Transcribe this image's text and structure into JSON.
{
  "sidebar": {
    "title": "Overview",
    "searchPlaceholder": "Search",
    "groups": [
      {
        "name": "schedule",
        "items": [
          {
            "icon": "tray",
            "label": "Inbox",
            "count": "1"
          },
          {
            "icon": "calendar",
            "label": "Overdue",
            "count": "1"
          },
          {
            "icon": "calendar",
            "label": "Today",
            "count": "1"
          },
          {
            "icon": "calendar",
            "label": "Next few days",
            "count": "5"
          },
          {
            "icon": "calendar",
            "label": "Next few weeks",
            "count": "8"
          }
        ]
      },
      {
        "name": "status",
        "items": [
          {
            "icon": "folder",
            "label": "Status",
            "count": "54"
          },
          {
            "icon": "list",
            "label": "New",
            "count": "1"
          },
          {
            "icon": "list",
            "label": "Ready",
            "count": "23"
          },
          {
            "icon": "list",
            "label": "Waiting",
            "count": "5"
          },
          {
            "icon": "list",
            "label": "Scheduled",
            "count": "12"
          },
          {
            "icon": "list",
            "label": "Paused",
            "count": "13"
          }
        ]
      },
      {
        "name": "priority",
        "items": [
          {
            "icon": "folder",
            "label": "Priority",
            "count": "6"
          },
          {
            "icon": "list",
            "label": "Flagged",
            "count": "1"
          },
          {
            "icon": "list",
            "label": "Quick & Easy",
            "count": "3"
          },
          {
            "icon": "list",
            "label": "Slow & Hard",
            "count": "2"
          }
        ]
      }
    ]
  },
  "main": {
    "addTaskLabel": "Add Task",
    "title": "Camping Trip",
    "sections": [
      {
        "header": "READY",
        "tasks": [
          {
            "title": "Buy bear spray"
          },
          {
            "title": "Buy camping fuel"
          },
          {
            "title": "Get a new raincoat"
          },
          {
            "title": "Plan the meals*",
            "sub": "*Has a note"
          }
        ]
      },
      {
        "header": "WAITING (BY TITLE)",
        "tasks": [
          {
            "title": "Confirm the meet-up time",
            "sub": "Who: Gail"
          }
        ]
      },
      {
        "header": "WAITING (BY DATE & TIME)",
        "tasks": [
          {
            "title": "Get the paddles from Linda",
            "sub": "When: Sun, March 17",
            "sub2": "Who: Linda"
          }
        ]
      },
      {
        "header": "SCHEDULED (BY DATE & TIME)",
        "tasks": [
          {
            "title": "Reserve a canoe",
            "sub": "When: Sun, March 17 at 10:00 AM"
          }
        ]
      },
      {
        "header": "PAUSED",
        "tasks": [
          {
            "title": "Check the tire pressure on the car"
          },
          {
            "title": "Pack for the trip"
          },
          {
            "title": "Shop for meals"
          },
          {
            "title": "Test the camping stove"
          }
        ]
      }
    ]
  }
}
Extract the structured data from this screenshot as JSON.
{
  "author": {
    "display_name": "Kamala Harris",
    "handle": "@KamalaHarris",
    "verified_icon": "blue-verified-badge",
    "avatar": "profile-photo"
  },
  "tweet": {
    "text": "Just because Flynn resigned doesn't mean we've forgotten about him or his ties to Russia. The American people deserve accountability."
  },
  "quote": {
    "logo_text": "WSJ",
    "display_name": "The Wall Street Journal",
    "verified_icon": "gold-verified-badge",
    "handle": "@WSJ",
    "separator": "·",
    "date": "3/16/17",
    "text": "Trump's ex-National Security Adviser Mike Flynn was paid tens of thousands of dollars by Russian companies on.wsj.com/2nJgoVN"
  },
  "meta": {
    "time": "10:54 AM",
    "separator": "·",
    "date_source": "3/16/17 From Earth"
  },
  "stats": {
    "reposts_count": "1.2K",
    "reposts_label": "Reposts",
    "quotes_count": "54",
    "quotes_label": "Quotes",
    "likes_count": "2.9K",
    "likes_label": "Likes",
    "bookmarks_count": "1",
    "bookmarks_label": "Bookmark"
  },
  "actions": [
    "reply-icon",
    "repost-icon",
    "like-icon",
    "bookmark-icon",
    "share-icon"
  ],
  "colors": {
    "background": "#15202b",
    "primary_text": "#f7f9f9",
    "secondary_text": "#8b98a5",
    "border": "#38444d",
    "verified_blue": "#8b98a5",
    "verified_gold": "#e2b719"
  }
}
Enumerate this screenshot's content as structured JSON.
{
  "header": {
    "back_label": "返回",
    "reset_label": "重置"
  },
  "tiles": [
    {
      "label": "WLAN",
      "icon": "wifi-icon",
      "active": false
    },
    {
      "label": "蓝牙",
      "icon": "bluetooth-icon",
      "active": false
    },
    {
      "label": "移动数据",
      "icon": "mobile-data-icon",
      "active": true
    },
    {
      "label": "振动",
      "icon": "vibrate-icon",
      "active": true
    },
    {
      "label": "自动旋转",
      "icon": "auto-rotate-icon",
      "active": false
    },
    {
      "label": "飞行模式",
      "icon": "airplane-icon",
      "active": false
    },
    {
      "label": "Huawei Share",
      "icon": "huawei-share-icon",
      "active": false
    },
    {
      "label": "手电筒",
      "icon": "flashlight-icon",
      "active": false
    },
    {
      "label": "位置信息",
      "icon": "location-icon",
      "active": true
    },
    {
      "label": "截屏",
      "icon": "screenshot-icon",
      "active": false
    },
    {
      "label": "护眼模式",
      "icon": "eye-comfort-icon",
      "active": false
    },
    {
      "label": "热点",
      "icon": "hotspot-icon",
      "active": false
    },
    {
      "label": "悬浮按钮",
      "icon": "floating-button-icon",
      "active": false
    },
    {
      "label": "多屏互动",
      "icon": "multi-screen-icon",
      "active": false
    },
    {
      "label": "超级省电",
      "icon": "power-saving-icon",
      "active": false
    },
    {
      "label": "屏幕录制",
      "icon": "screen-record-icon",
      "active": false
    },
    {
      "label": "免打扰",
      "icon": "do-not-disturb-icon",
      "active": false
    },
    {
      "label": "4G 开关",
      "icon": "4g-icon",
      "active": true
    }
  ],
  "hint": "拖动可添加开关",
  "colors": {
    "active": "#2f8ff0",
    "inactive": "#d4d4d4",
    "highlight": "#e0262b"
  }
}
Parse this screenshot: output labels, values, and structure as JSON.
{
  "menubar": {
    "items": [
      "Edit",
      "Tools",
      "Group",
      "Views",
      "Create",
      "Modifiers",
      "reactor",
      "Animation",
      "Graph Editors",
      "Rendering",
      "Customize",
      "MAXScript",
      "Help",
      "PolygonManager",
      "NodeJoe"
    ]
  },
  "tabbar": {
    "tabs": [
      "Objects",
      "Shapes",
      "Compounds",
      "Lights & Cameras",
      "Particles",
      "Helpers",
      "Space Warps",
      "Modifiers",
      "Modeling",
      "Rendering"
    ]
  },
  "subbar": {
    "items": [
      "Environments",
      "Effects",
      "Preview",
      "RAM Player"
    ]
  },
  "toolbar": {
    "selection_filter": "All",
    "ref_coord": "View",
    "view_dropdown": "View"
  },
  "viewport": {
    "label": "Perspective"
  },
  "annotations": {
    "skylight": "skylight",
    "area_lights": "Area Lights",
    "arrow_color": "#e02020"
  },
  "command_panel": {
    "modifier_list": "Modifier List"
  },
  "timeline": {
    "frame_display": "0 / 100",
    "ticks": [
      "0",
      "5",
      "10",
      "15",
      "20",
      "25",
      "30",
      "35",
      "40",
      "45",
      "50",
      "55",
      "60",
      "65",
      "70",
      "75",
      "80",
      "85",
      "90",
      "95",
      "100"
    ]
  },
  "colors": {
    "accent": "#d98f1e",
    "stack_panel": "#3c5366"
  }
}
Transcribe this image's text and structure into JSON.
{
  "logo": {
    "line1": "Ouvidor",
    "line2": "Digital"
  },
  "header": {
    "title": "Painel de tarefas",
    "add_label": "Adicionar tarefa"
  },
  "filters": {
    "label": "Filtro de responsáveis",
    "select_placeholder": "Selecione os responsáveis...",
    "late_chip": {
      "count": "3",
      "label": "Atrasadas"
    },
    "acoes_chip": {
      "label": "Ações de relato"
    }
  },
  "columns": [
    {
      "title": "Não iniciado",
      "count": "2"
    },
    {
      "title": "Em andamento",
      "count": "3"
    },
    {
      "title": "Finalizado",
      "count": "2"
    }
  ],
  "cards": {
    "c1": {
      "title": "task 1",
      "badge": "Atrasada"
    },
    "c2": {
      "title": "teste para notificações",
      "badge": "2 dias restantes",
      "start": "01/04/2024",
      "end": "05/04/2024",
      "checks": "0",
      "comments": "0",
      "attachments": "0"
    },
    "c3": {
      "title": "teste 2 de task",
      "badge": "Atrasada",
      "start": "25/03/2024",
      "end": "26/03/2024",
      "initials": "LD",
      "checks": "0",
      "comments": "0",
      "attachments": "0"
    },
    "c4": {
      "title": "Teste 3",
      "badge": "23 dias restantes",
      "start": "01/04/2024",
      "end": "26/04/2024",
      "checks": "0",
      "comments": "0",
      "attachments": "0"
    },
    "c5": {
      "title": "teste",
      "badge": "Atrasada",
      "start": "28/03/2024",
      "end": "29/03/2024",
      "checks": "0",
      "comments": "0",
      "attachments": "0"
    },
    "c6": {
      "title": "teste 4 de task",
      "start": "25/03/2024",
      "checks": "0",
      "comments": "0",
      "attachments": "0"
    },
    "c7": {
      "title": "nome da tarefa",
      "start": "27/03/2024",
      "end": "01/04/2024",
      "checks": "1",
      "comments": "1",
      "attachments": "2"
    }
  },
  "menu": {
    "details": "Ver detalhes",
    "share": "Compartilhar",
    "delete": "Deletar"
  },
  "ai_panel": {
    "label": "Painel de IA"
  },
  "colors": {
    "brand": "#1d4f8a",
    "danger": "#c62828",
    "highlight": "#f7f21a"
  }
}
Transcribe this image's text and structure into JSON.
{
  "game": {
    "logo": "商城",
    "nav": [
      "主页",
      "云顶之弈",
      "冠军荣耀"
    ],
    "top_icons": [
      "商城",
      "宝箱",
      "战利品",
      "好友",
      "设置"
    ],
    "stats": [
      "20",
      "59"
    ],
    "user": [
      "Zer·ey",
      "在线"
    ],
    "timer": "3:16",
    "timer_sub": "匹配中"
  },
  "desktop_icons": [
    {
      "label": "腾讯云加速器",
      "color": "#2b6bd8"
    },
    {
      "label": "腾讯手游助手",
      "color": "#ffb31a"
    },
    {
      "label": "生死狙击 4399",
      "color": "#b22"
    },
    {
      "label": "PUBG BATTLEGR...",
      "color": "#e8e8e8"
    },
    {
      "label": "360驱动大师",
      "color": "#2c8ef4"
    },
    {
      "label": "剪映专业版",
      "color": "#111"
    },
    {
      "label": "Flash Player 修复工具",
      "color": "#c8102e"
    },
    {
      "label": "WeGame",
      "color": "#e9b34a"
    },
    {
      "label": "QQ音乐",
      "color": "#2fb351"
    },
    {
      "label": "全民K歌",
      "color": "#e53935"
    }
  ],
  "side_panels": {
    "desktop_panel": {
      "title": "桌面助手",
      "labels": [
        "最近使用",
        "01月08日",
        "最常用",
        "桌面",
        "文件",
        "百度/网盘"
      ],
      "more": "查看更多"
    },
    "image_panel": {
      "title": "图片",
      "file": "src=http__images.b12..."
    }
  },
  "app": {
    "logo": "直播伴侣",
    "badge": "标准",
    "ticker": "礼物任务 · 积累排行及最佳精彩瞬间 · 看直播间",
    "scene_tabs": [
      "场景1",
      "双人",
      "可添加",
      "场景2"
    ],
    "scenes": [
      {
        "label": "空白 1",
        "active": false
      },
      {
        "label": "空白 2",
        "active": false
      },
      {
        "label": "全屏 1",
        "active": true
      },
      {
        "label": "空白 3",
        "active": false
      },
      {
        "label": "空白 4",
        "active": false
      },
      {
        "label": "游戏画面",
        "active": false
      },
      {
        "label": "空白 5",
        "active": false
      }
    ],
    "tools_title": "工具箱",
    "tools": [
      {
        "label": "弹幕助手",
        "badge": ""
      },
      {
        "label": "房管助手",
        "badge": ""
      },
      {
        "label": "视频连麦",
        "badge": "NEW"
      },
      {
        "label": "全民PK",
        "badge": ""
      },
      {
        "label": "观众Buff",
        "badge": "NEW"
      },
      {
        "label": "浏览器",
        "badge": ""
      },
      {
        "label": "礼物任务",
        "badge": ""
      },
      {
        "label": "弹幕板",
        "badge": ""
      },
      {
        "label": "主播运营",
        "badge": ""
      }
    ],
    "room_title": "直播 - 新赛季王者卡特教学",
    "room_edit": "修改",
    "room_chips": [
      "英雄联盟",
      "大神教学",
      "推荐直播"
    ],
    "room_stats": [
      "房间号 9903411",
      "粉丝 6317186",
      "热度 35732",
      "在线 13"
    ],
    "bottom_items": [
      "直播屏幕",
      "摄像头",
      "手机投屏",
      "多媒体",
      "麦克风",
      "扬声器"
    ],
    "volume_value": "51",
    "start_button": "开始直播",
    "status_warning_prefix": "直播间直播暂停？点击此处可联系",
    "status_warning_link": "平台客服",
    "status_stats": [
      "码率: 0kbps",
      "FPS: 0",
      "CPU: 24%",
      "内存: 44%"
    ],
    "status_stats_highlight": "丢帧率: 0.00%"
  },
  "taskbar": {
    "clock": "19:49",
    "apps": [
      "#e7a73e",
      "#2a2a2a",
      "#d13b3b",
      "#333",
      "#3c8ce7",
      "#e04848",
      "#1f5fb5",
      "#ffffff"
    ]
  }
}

-=-=-=-=-

Work required: From the entries above, return each line with the word "data" in it.

Reply to the exercise:
Extract the structured data from this screenshot as JSON.
      "icon": "mobile-data-icon",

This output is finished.